Work instructions: Could you extract every entry below and reproduce it exactly?

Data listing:
+ + +

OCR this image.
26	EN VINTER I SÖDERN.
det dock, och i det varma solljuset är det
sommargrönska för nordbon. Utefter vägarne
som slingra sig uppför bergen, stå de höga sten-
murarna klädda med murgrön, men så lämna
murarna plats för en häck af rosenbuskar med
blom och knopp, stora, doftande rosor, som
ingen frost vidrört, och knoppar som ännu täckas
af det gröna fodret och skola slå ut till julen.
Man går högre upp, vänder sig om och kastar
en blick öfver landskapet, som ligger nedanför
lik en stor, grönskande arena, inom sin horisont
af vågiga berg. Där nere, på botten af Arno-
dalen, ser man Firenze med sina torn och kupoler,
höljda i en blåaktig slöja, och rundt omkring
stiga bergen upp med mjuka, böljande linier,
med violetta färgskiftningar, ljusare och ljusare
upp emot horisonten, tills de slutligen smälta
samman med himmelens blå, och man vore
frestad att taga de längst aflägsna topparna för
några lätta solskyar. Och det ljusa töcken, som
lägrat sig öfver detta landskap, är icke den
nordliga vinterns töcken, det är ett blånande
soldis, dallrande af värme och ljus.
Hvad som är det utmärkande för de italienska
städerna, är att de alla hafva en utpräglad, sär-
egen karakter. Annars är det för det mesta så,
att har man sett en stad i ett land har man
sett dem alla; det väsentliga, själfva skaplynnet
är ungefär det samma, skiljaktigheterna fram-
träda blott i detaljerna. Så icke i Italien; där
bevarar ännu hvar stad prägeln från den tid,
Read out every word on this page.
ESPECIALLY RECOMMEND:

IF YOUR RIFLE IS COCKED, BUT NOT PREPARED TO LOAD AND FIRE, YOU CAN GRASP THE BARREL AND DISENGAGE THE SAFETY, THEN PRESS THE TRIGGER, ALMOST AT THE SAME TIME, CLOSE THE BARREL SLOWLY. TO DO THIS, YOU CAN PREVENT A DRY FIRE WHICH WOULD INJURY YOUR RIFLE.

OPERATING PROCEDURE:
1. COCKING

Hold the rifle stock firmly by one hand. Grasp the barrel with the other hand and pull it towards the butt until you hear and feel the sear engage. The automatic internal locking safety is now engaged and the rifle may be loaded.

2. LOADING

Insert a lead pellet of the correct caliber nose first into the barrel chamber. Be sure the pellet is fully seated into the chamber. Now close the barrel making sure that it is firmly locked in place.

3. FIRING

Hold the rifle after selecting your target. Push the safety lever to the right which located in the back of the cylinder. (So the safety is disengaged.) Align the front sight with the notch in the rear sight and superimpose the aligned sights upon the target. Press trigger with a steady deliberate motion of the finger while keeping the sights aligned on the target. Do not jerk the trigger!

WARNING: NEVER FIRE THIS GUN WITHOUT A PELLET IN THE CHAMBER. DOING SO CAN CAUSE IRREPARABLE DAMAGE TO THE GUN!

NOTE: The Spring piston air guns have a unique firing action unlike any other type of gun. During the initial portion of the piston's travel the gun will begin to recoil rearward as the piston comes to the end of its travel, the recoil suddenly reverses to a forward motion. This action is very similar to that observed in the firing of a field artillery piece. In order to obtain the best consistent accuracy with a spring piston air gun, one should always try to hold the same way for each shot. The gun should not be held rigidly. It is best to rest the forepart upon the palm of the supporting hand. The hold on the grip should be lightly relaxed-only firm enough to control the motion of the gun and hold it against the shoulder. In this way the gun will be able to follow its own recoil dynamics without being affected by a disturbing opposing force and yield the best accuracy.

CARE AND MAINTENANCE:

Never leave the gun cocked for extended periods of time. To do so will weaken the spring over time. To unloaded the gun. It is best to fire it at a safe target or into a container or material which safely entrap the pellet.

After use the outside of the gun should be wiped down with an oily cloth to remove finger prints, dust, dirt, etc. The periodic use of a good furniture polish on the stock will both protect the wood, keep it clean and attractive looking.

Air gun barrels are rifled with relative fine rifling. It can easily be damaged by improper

+ + +

Exercise answer:
OCR this image.
26	EN VINTER I SÖDERN.
det dock, och i det varma solljuset är det
sommargrönska för nordbon. Utefter vägarne
som slingra sig uppför bergen, stå de höga sten-
murarna klädda med murgrön, men så lämna
murarna plats för en häck af rosenbuskar med
blom och knopp, stora, doftande rosor, som
ingen frost vidrört, och knoppar som ännu täckas
af det gröna fodret och skola slå ut till julen.
Man går högre upp, vänder sig om och kastar
en blick öfver landskapet, som ligger nedanför
lik en stor, grönskande arena, inom sin horisont
af vågiga berg. Där nere, på botten af Arno-
dalen, ser man Firenze med sina torn och kupoler,
höljda i en blåaktig slöja, och rundt omkring
stiga bergen upp med mjuka, böljande linier,
med violetta färgskiftningar, ljusare och ljusare
upp emot horisonten, tills de slutligen smälta
samman med himmelens blå, och man vore
frestad att taga de längst aflägsna topparna för
några lätta solskyar. Och det ljusa töcken, som
lägrat sig öfver detta landskap, är icke den
nordliga vinterns töcken, det är ett blånande
soldis, dallrande af värme och ljus.
Hvad som är det utmärkande för de italienska
städerna, är att de alla hafva en utpräglad, sär-
egen karakter. Annars är det för det mesta så,
att har man sett en stad i ett land har man
sett dem alla; det väsentliga, själfva skaplynnet
är ungefär det samma, skiljaktigheterna fram-
träda blott i detaljerna. Så icke i Italien; där
bevarar ännu hvar stad prägeln från den tid,
Read out every word on this page.
ESPECIALLY RECOMMEND:

IF YOUR RIFLE IS COCKED, BUT NOT PREPARED TO LOAD AND FIRE, YOU CAN GRASP THE BARREL AND DISENGAGE THE SAFETY, THEN PRESS THE TRIGGER, ALMOST AT THE SAME TIME, CLOSE THE BARREL SLOWLY. TO DO THIS, YOU CAN PREVENT A DRY FIRE WHICH WOULD INJURY YOUR RIFLE.

OPERATING PROCEDURE:
1. COCKING

Hold the rifle stock firmly by one hand. Grasp the barrel with the other hand and pull it towards the butt until you hear and feel the sear engage. The automatic internal locking safety is now engaged and the rifle may be loaded.

2. LOADING

Insert a lead pellet of the correct caliber nose first into the barrel chamber. Be sure the pellet is fully seated into the chamber. Now close the barrel making sure that it is firmly locked in place.

3. FIRING

Hold the rifle after selecting your target. Push the safety lever to the right which located in the back of the cylinder. (So the safety is disengaged.) Align the front sight with the notch in the rear sight and superimpose the aligned sights upon the target. Press trigger with a steady deliberate motion of the finger while keeping the sights aligned on the target. Do not jerk the trigger!

WARNING: NEVER FIRE THIS GUN WITHOUT A PELLET IN THE CHAMBER. DOING SO CAN CAUSE IRREPARABLE DAMAGE TO THE GUN!

NOTE: The Spring piston air guns have a unique firing action unlike any other type of gun. During the initial portion of the piston's travel the gun will begin to recoil rearward as the piston comes to the end of its travel, the recoil suddenly reverses to a forward motion. This action is very similar to that observed in the firing of a field artillery piece. In order to obtain the best consistent accuracy with a spring piston air gun, one should always try to hold the same way for each shot. The gun should not be held rigidly. It is best to rest the forepart upon the palm of the supporting hand. The hold on the grip should be lightly relaxed-only firm enough to control the motion of the gun and hold it against the shoulder. In this way the gun will be able to follow its own recoil dynamics without being affected by a disturbing opposing force and yield the best accuracy.

CARE AND MAINTENANCE:

Never leave the gun cocked for extended periods of time. To do so will weaken the spring over time. To unloaded the gun. It is best to fire it at a safe target or into a container or material which safely entrap the pellet.

After use the outside of the gun should be wiped down with an oily cloth to remove finger prints, dust, dirt, etc. The periodic use of a good furniture polish on the stock will both protect the wood, keep it clean and attractive looking.

Air gun barrels are rifled with relative fine rifling. It can easily be damaged by improper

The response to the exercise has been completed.